**Source passage**
-- START --
Given data format as "int,int,...,int,string,int", is it possible to use stringstream (only) to properly decode the fields?
[Code]
int main(int c, char** v)
{
std::string line = "0,1,2,3,4,5,CT_O,6";
char delimiter[7];
int id, ag, lid, cid, fid, did, j = -12345;
char dcontact[4]; // <- The size of <string-field> is known and fixed
std::stringstream ssline(line);
ssline >> id >> delimiter[0]
>> ag >> delimiter[1]
>> lid >> delimiter[2]
>> cid >> delimiter[3]
>> fid >> delimiter[4]
>> did >> delimiter[5] // <- should I do something here?
>> dcontact >> delimiter[6]
>> j;
std::cout << id << ":" << ag << ":" << lid << ":" << cid << ":" << fid << ":" << did << ":";
std::cout << dcontact << "\n";
}
[Output] 0:1:2:3:4:5:CT_6,0:-45689, the bolded part shows the stringstream failed to read 4 char only to dcontact. dcontact actually hold more than 4 chars, leaving j with garbage data.
Yes, there is no specific overload of operator >> (istream&, char[N]) for N and there is for char* so it sees that as the best match. The overload for char* reads to the next whitespace character so it doesn't stop at the comma.
You could wrap your dcontact in a struct and have a specific overload to read into your struct. Else you could use read, albeit it breaks your lovely chain of >> operators.
ssline.read( dcontact, 4 );
will work at that point.
To read up to a delimiter, incidentally, you can use getline. (get will also work but getline free-function writing to a std::string will mean you don't have to guess the length).
(Note that other people have specified to use get rather than read, but this will fail in your case as you do not have an extra byte at the end of your dcontact array for a null terminator. IF you want dcontact to be null-terminated then make it 5 characters and use 'get` and the null will be appended for you).
Slightly more robust (handles the ',' delimiter correctly):
template <char D>
std::istream& delim(std::istream& in)
{
char c;
if (in >> c && c != D) in.setstate(std::ios_base::failbit);
return in;
}
int main()
{
std::string line = "0,1,2,3,4,5,CT_O,6";
int id, ag, lid, cid, fid, did, j = -12345;
char dcontact[5]; // <- The size of <string-field> is known and fixed
std::stringstream ssline(line);
(ssline >> id >> delim<','>
>> ag >> delim<','>
>> lid >> delim<','>
>> cid >> delim<','>
>> fid >> delim<','>
>> did >> delim<','> >> std::ws
).get(dcontact, 5, ',') >> delim<','>
>> j;
std::cout << id << ":" << ag << ":" << lid << ":"
-- END --
**Recorded information**
-- START --
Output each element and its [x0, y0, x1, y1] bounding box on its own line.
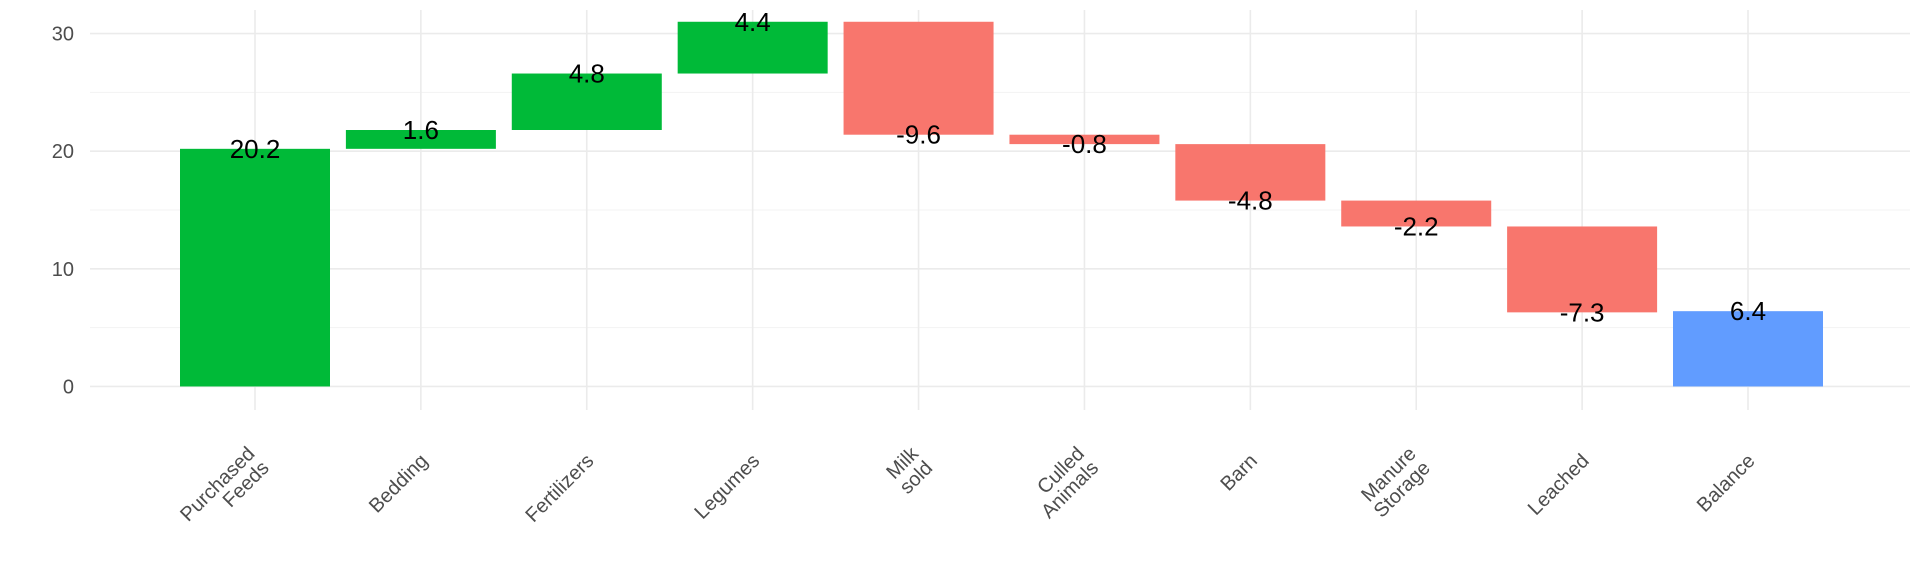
-- END --
**What this exercise asks**
1. Please reproduce the part of the stringstream thread that opens with the words containing "ssline.read( dcontact, 4" and closes with "appended for you).", substituting "contact_code" for each "dcontact".
2. Continue the stringstream thread from the point where it stops.

**Per-task answers**
1.
ssline.read( contact_code, 4 );
will work at that point.
To read up to a delimiter, incidentally, you can use getline. (get will also work but getline free-function writing to a std::string will mean you don't have to guess the length).
(Note that other people have specified to use get rather than read, but this will fail in your case as you do not have an extra byte at the end of your contact_code array for a null terminator. IF you want contact_code to be null-terminated then make it 5 characters and use 'get` and the null will be appended for you).

2.
<< cid << ":" << fid << ":" << did << ":";
<< dcontact << "\n";
}
The problem is that the >> operator for a string
(std::string or a C style string) actually implements the
semantics for a word, with a particular definition of word. The
decision is arbitrary (I would have made it a line), but since
a string can represent many different things, they had to choose
something.
The solution, in general, is not to use >> on a string, ever.
Define the class you want (here, probably something like
Symbol), and define an operator >> for it which respects its
semantics. You're code will be a lot clearer for it, and you
can add various invarant controls as appropriate. If you know
that the field is always exactly four characters, you can do
something simple like:
class DContactSymbol
{
char myName[ 4 ];
public:
// ...
friend std::istream&
operator>>( std::istream& source, DContactSymbol& dest );
// ...
};
std::istream&
operator>>( std::istream& source, DContactSymbol& dest )
{
std::sentry guard( source );
if ( source ) {
std::string tmp;
std::streambuf* sb = source.rdbuf();
int ch = sb->sgetc();
while ( source && (isalnum( ch ) || ch == '_') ) {
tmp += static_cast< char >( ch );
if ( tmp.size() > sizeof( dest.myName ) ) {
source.setstate( std::ios_base::failbit );
}
}
if ( ch == source::traits_type::eof() ) {
source.setstate( std::ios_base::eofbit );
}
if ( tmp.size() != sizeof( dest.myName ) ) {
source.setstate( std::ios_base::failbit );
}
if ( source ) {
tmp.copy( dest.myName, sizeof( dest.myName ) );
}
}
return source;
}
(Note that unlike some of the other suggestions, for example
using std::istream::read, this one maintains all of the usual
conventions, like skipping leading white space dependent on the
skipws flag.)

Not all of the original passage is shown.